Task prompt: Filter for the word "cost" and keep each matching line.

Input material:
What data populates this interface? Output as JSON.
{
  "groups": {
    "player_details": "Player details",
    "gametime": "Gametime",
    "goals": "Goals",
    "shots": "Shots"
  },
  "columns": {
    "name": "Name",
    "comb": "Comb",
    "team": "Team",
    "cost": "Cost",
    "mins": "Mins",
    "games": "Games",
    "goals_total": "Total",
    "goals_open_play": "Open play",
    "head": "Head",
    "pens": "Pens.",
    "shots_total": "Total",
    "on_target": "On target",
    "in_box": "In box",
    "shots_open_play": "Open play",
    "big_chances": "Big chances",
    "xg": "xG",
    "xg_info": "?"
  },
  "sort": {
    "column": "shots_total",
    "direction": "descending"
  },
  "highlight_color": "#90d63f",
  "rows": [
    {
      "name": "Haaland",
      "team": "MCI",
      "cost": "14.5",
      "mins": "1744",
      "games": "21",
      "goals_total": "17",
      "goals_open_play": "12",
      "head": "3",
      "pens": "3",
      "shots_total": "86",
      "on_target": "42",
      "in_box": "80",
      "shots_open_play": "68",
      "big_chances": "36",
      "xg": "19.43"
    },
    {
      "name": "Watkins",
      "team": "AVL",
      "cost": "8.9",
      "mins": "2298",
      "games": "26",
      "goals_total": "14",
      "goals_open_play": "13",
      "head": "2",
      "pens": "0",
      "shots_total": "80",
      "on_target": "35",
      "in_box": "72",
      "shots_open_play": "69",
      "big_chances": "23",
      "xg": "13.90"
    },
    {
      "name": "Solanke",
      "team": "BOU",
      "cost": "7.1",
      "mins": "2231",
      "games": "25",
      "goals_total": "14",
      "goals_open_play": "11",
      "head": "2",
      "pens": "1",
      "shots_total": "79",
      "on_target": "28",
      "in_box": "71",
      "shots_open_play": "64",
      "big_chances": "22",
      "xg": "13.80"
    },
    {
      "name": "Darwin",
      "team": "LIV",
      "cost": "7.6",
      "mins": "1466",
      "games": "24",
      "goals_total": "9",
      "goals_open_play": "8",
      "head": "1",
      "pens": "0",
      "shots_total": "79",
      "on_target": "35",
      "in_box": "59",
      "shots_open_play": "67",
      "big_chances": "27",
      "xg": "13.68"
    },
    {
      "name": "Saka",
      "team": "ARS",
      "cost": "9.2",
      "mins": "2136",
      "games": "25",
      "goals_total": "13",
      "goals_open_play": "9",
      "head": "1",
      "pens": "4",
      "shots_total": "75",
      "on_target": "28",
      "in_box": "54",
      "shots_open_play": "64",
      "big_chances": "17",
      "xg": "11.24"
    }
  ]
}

Output of the exercise:
    "cost": "Cost",
      "cost": "14.5",
      "cost": "8.9",
      "cost": "7.1",
      "cost": "7.6",
      "cost": "9.2",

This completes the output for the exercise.